- [WHAT THE TASK REQUIRES]: Write out the listing exactly as it is given.

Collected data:
════════════════════

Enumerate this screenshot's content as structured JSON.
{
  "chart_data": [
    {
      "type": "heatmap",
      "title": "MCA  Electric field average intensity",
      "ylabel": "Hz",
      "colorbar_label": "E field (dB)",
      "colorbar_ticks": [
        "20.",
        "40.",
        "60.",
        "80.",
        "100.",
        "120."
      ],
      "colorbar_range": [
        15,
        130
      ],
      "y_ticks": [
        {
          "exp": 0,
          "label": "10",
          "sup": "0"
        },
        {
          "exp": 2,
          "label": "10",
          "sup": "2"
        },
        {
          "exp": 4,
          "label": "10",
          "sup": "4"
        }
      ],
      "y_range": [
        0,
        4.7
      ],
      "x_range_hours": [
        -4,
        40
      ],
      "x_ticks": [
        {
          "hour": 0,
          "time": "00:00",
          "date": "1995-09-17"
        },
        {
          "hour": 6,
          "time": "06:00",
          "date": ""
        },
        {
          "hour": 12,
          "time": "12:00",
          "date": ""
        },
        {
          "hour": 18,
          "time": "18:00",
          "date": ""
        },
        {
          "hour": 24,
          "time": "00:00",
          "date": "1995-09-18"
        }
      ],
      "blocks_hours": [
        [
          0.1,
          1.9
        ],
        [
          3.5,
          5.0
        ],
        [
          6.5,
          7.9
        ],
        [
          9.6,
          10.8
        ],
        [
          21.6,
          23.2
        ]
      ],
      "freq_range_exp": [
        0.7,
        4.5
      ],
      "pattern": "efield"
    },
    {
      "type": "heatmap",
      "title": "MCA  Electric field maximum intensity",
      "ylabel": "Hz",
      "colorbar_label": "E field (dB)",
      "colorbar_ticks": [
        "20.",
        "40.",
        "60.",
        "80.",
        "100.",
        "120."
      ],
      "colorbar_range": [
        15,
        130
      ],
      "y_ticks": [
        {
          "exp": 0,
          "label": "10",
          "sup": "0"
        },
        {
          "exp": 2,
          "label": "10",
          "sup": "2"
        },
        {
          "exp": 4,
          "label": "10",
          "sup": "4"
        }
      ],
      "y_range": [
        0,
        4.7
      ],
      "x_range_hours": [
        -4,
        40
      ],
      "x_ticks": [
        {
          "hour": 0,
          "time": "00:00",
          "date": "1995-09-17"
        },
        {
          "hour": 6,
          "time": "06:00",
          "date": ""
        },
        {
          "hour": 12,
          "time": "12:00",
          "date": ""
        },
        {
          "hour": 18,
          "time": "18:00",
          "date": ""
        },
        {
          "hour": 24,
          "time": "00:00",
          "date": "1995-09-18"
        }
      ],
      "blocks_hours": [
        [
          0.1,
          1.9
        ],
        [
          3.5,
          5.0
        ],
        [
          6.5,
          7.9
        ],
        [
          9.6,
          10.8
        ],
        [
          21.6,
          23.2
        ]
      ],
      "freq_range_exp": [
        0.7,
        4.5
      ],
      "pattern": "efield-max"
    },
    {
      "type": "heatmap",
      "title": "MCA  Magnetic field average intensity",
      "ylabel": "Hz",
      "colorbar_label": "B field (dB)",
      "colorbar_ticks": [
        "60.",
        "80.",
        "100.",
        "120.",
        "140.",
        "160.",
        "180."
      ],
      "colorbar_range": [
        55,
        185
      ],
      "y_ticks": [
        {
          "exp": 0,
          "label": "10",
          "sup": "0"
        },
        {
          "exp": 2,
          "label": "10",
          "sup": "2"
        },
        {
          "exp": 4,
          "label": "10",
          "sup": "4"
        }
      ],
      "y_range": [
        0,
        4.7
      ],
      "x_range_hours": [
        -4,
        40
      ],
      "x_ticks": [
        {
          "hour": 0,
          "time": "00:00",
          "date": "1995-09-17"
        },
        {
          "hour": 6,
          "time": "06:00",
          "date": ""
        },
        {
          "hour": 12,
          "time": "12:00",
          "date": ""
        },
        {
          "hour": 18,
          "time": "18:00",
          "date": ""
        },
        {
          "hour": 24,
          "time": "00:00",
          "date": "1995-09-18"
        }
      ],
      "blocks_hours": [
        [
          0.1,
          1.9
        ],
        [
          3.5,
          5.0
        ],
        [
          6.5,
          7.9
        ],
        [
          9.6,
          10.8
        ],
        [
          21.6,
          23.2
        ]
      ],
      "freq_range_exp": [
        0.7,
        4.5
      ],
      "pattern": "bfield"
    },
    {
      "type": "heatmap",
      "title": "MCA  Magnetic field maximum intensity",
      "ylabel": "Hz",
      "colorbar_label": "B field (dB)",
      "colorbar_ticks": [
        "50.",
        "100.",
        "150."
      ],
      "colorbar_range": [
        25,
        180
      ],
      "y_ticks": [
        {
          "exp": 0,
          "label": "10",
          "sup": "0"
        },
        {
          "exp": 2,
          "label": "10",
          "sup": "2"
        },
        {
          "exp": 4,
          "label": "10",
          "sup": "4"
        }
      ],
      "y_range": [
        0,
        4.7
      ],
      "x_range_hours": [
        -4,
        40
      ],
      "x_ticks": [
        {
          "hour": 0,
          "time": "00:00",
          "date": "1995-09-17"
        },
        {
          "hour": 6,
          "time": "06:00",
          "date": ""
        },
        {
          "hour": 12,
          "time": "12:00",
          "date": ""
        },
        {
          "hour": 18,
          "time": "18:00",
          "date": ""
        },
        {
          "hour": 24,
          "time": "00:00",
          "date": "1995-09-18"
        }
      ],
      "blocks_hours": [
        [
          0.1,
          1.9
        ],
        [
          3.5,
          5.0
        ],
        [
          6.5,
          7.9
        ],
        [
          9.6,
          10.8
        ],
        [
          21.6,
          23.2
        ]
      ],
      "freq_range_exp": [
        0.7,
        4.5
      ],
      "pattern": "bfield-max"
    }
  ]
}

════════════════════

- [ANSWER TO THIS TASK]:
Enumerate this screenshot's content as structured JSON.
{
  "chart_data": [
    {
      "type": "heatmap",
      "title": "MCA  Electric field average intensity",
      "ylabel": "Hz",
      "colorbar_label": "E field (dB)",
      "colorbar_ticks": [
        "20.",
        "40.",
        "60.",
        "80.",
        "100.",
        "120."
      ],
      "colorbar_range": [
        15,
        130
      ],
      "y_ticks": [
        {
          "exp": 0,
          "label": "10",
          "sup": "0"
        },
        {
          "exp": 2,
          "label": "10",
          "sup": "2"
        },
        {
          "exp": 4,
          "label": "10",
          "sup": "4"
        }
      ],
      "y_range": [
        0,
        4.7
      ],
      "x_range_hours": [
        -4,
        40
      ],
      "x_ticks": [
        {
          "hour": 0,
          "time": "00:00",
          "date": "1995-09-17"
        },
        {
          "hour": 6,
          "time": "06:00",
          "date": ""
        },
        {
          "hour": 12,
          "time": "12:00",
          "date": ""
        },
        {
          "hour": 18,
          "time": "18:00",
          "date": ""
        },
        {
          "hour": 24,
          "time": "00:00",
          "date": "1995-09-18"
        }
      ],
      "blocks_hours": [
        [
          0.1,
          1.9
        ],
        [
          3.5,
          5.0
        ],
        [
          6.5,
          7.9
        ],
        [
          9.6,
          10.8
        ],
        [
          21.6,
          23.2
        ]
      ],
      "freq_range_exp": [
        0.7,
        4.5
      ],
      "pattern": "efield"
    },
    {
      "type": "heatmap",
      "title": "MCA  Electric field maximum intensity",
      "ylabel": "Hz",
      "colorbar_label": "E field (dB)",
      "colorbar_ticks": [
        "20.",
        "40.",
        "60.",
        "80.",
        "100.",
        "120."
      ],
      "colorbar_range": [
        15,
        130
      ],
      "y_ticks": [
        {
          "exp": 0,
          "label": "10",
          "sup": "0"
        },
        {
          "exp": 2,
          "label": "10",
          "sup": "2"
        },
        {
          "exp": 4,
          "label": "10",
          "sup": "4"
        }
      ],
      "y_range": [
        0,
        4.7
      ],
      "x_range_hours": [
        -4,
        40
      ],
      "x_ticks": [
        {
          "hour": 0,
          "time": "00:00",
          "date": "1995-09-17"
        },
        {
          "hour": 6,
          "time": "06:00",
          "date": ""
        },
        {
          "hour": 12,
          "time": "12:00",
          "date": ""
        },
        {
          "hour": 18,
          "time": "18:00",
          "date": ""
        },
        {
          "hour": 24,
          "time": "00:00",
          "date": "1995-09-18"
        }
      ],
      "blocks_hours": [
        [
          0.1,
          1.9
        ],
        [
          3.5,
          5.0
        ],
        [
          6.5,
          7.9
        ],
        [
          9.6,
          10.8
        ],
        [
          21.6,
          23.2
        ]
      ],
      "freq_range_exp": [
        0.7,
        4.5
      ],
      "pattern": "efield-max"
    },
    {
      "type": "heatmap",
      "title": "MCA  Magnetic field average intensity",
      "ylabel": "Hz",
      "colorbar_label": "B field (dB)",
      "colorbar_ticks": [
        "60.",
        "80.",
        "100.",
        "120.",
        "140.",
        "160.",
        "180."
      ],
      "colorbar_range": [
        55,
        185
      ],
      "y_ticks": [
        {
          "exp": 0,
          "label": "10",
          "sup": "0"
        },
        {
          "exp": 2,
          "label": "10",
          "sup": "2"
        },
        {
          "exp": 4,
          "label": "10",
          "sup": "4"
        }
      ],
      "y_range": [
        0,
        4.7
      ],
      "x_range_hours": [
        -4,
        40
      ],
      "x_ticks": [
        {
          "hour": 0,
          "time": "00:00",
          "date": "1995-09-17"
        },
        {
          "hour": 6,
          "time": "06:00",
          "date": ""
        },
        {
          "hour": 12,
          "time": "12:00",
          "date": ""
        },
        {
          "hour": 18,
          "time": "18:00",
          "date": ""
        },
        {
          "hour": 24,
          "time": "00:00",
          "date": "1995-09-18"
        }
      ],
      "blocks_hours": [
        [
          0.1,
          1.9
        ],
        [
          3.5,
          5.0
        ],
        [
          6.5,
          7.9
        ],
        [
          9.6,
          10.8
        ],
        [
          21.6,
          23.2
        ]
      ],
      "freq_range_exp": [
        0.7,
        4.5
      ],
      "pattern": "bfield"
    },
    {
      "type": "heatmap",
      "title": "MCA  Magnetic field maximum intensity",
      "ylabel": "Hz",
      "colorbar_label": "B field (dB)",
      "colorbar_ticks": [
        "50.",
        "100.",
        "150."
      ],
      "colorbar_range": [
        25,
        180
      ],
      "y_ticks": [
        {
          "exp": 0,
          "label": "10",
          "sup": "0"
        },
        {
          "exp": 2,
          "label": "10",
          "sup": "2"
        },
        {
          "exp": 4,
          "label": "10",
          "sup": "4"
        }
      ],
      "y_range": [
        0,
        4.7
      ],
      "x_range_hours": [
        -4,
        40
      ],
      "x_ticks": [
        {
          "hour": 0,
          "time": "00:00",
          "date": "1995-09-17"
        },
        {
          "hour": 6,
          "time": "06:00",
          "date": ""
        },
        {
          "hour": 12,
          "time": "12:00",
          "date": ""
        },
        {
          "hour": 18,
          "time": "18:00",
          "date": ""
        },
        {
          "hour": 24,
          "time": "00:00",
          "date": "1995-09-18"
        }
      ],
      "blocks_hours": [
        [
          0.1,
          1.9
        ],
        [
          3.5,
          5.0
        ],
        [
          6.5,
          7.9
        ],
        [
          9.6,
          10.8
        ],
        [
          21.6,
          23.2
        ]
      ],
      "freq_range_exp": [
        0.7,
        4.5
      ],
      "pattern": "bfield-max"
    }
  ]
}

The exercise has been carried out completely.